• Texto seleccionado:

Es el centenario de Julio Cortázar y el Salon du Livre, la feria del libro más importante de Francia, le rinde homenaje a este argentino que nació en Bruselas y murió en París, y que dedicó su vida a inventar nuevas categorías humanas como cronopios y famas, a escribir Rayuela, la novela que dibujó una nueva estructura para llegar de la tierra al cielo, y a publicar cuentos inolvidables e instrucciones absolutamente imprescindibles para dar cuerda a los relojes y subir escaleras.
También yo llego a esta fiesta de los libros en París, donde por todas partes circula gente portando bolsas de plástico con esa foto del rostro de Julio y su cigarrillo en la boca, a la manera de un Jean Paul Belmondo, pero buen mozo. Y quiero visitar la tumba de Julio y Carol Dunlop en Montparnasse, el cementerio de ilustres difuntos de las artes y las letras y con más de un millar de árboles en pleno centro de la ciudad, según anuncia el plano en la entrada principal. Soy bastante torpe para leer mapas de cualquier tipo, pero llegar a la tumba del autor de Rayuela no es complicado. Sobre todo porque cuando voy encarando hacia la División 3 donde se encuentra, siento la misma ansiedad de cuando era niña y podía descubrir sin mirar los escondites donde los adultos ocultaban aquello que yo buscaba.
La morada de Julio y Carol está custodiada por un caballo memorable, obra del escultor César Baldaccini, que reposa a un salto de allí, y por la tumba de los ositos que, por un momento de despiste, casi creí que era la de ellos, pero no. La de los ositos no tiene nombre. Aunque este cimetière, fundado en 1824, es de notables, así que toda tumba tiene su historia.

• Datos proporcionados:
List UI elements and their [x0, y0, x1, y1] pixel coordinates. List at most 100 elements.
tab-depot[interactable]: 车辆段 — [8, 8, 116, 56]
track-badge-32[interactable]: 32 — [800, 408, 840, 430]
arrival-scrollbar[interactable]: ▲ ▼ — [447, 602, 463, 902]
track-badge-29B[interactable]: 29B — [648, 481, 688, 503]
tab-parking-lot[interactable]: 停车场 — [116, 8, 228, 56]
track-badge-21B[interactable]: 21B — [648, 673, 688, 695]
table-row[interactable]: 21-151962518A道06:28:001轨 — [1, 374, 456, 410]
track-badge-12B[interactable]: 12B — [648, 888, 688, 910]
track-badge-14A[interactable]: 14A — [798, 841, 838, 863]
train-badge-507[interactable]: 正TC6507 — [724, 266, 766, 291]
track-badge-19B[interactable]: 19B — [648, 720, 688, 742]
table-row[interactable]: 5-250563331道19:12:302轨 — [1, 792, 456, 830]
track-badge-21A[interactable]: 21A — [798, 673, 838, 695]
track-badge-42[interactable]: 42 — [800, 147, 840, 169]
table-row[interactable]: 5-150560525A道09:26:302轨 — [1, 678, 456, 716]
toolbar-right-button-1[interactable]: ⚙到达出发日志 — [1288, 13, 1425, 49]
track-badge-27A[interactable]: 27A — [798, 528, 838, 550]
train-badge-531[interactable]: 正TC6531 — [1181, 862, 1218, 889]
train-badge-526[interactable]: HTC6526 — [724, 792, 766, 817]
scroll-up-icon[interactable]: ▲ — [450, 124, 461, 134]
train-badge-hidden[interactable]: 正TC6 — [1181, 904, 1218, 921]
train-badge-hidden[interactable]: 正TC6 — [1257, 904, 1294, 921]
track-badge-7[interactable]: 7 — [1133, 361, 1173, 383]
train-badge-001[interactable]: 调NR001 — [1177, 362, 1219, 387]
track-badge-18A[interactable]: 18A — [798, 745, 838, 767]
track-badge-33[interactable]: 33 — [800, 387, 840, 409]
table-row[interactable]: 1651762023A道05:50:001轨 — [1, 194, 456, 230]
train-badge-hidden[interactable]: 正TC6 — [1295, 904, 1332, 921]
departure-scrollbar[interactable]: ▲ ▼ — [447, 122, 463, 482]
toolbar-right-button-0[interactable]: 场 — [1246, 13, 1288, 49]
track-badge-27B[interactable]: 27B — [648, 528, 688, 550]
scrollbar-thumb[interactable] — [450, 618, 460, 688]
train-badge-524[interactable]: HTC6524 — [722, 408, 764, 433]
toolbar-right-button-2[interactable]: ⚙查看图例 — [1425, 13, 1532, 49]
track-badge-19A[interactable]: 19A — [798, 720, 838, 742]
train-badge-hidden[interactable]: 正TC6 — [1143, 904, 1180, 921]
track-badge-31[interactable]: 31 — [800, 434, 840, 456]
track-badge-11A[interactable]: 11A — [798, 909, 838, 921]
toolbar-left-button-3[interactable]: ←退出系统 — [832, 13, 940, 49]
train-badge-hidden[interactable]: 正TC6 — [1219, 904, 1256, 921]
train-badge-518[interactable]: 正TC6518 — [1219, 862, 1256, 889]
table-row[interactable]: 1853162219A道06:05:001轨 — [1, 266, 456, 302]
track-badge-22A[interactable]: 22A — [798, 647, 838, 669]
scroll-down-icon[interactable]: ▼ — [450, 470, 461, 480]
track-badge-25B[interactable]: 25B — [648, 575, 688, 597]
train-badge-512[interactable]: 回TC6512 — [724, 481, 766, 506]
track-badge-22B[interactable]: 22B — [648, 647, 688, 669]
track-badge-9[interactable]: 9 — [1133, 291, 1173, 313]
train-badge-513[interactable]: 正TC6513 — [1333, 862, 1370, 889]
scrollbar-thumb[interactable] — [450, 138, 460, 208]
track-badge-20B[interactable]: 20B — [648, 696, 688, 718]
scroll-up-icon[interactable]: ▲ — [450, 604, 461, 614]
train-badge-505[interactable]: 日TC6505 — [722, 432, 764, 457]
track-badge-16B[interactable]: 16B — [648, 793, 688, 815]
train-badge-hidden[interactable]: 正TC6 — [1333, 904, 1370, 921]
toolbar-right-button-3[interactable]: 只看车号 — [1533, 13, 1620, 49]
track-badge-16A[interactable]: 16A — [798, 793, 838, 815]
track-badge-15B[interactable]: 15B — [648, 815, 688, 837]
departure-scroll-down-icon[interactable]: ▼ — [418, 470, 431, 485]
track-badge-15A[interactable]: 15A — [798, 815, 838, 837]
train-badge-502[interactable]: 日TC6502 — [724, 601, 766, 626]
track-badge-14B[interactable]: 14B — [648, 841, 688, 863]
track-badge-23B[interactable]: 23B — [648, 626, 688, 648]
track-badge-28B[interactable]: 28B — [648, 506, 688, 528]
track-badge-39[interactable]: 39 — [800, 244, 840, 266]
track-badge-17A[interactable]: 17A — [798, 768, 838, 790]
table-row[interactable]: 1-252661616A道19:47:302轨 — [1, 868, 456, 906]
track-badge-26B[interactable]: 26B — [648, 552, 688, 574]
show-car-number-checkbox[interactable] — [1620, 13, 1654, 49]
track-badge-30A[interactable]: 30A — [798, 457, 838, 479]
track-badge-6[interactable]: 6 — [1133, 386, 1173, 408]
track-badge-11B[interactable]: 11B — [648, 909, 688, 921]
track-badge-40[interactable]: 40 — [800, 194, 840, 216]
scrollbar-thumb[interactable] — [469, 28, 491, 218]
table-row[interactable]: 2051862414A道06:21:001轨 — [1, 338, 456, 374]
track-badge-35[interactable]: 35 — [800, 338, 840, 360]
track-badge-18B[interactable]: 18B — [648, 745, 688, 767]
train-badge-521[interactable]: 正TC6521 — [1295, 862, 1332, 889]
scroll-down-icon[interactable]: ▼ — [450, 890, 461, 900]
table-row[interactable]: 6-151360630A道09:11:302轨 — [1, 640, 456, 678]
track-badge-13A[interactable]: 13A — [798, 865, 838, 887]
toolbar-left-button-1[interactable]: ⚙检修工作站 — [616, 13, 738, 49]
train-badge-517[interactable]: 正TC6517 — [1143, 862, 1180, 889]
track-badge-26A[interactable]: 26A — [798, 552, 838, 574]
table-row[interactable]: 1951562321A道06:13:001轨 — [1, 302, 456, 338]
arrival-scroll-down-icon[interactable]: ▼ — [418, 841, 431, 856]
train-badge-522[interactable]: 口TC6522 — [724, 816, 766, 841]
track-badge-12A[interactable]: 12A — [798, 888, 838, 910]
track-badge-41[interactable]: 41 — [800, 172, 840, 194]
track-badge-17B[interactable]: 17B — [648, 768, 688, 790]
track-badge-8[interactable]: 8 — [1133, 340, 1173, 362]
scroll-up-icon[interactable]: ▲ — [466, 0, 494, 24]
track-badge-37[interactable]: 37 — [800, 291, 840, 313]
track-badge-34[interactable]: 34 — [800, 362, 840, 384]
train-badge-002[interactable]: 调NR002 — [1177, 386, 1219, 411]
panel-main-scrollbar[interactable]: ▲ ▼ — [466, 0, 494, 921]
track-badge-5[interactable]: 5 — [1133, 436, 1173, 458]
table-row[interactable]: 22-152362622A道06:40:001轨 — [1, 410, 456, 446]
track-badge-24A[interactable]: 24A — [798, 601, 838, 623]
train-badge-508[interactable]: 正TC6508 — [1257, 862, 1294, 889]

• Trabajo por hacer:
A: Devuelve sin cambios el trozo del texto sobre Cortázar que empieza por "La morada de" y sigue hasta "tiene su historia.".
B: Retoma el texto sobre Cortázar justo donde se detiene y sigue escribiéndolo.

• Respuestas por tarea:
A:
La morada de Julio y Carol está custodiada por un caballo memorable, obra del escultor César Baldaccini, que reposa a un salto de allí, y por la tumba de los ositos que, por un momento de despiste, casi creí que era la de ellos, pero no. La de los ositos no tiene nombre. Aunque este cimetière, fundado en 1824, es de notables, así que toda tumba tiene su historia.

B:
Acá descansan las glorias de Francia y de México, de Perú, de Argentina... Gente del cine y las letras, del arte y las ciencias, la política y la filosofía se disputan palmo a palmo cada centímetro de cemento. Quiero decir de tierra esculpida. Porque los árboles de Montparnase, que figura como espacio verde del Distrito 14 de París, flanquean las avenidas que llevan a las secciones de las tumbas. Después todo es cemento. Acá se lucen los escultores en la eternidad.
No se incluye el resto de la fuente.